▸ Task details:
Reproduce all the material exactly, minus any pictures it holds.

▸ Record excerpts:
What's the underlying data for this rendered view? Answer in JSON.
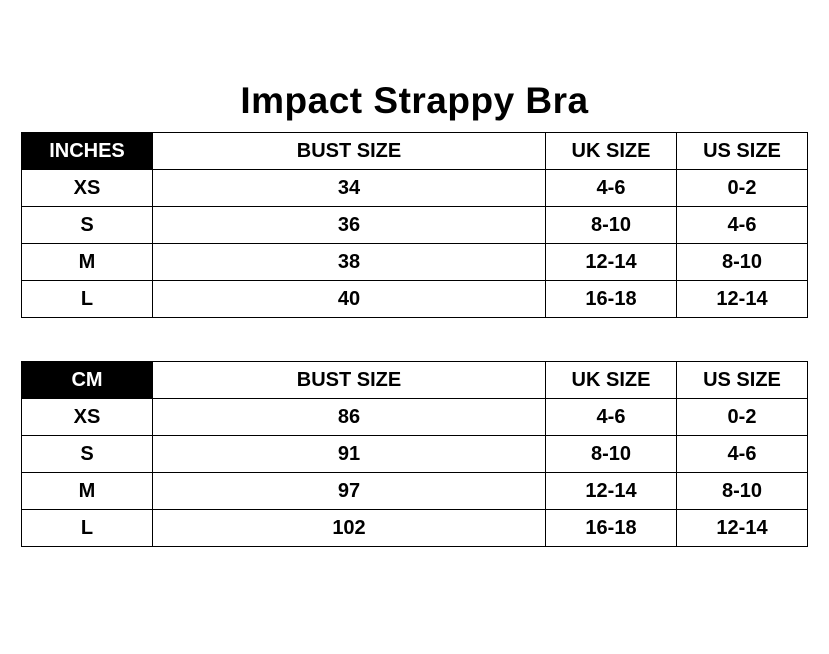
{
  "title": "Impact Strappy Bra",
  "tables": [
    {
      "unit": "INCHES",
      "headers": [
        "BUST SIZE",
        "UK SIZE",
        "US SIZE"
      ],
      "rows": [
        [
          "XS",
          "34",
          "4-6",
          "0-2"
        ],
        [
          "S",
          "36",
          "8-10",
          "4-6"
        ],
        [
          "M",
          "38",
          "12-14",
          "8-10"
        ],
        [
          "L",
          "40",
          "16-18",
          "12-14"
        ]
      ]
    },
    {
      "unit": "CM",
      "headers": [
        "BUST SIZE",
        "UK SIZE",
        "US SIZE"
      ],
      "rows": [
        [
          "XS",
          "86",
          "4-6",
          "0-2"
        ],
        [
          "S",
          "91",
          "8-10",
          "4-6"
        ],
        [
          "M",
          "97",
          "12-14",
          "8-10"
        ],
        [
          "L",
          "102",
          "16-18",
          "12-14"
        ]
      ]
    }
  ],
  "colors": {
    "header_bg": "#000000",
    "header_text": "#ffffff",
    "border": "#000000"
  }
}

▸ Result:
What's the underlying data for this rendered view? Answer in JSON.
{
  "title": "Impact Strappy Bra",
  "tables": [
    {
      "unit": "INCHES",
      "headers": [
        "BUST SIZE",
        "UK SIZE",
        "US SIZE"
      ],
      "rows": [
        [
          "XS",
          "34",
          "4-6",
          "0-2"
        ],
        [
          "S",
          "36",
          "8-10",
          "4-6"
        ],
        [
          "M",
          "38",
          "12-14",
          "8-10"
        ],
        [
          "L",
          "40",
          "16-18",
          "12-14"
        ]
      ]
    },
    {
      "unit": "CM",
      "headers": [
        "BUST SIZE",
        "UK SIZE",
        "US SIZE"
      ],
      "rows": [
        [
          "XS",
          "86",
          "4-6",
          "0-2"
        ],
        [
          "S",
          "91",
          "8-10",
          "4-6"
        ],
        [
          "M",
          "97",
          "12-14",
          "8-10"
        ],
        [
          "L",
          "102",
          "16-18",
          "12-14"
        ]
      ]
    }
  ],
  "colors": {
    "header_bg": "#000000",
    "header_text": "#ffffff",
    "border": "#000000"
  }
}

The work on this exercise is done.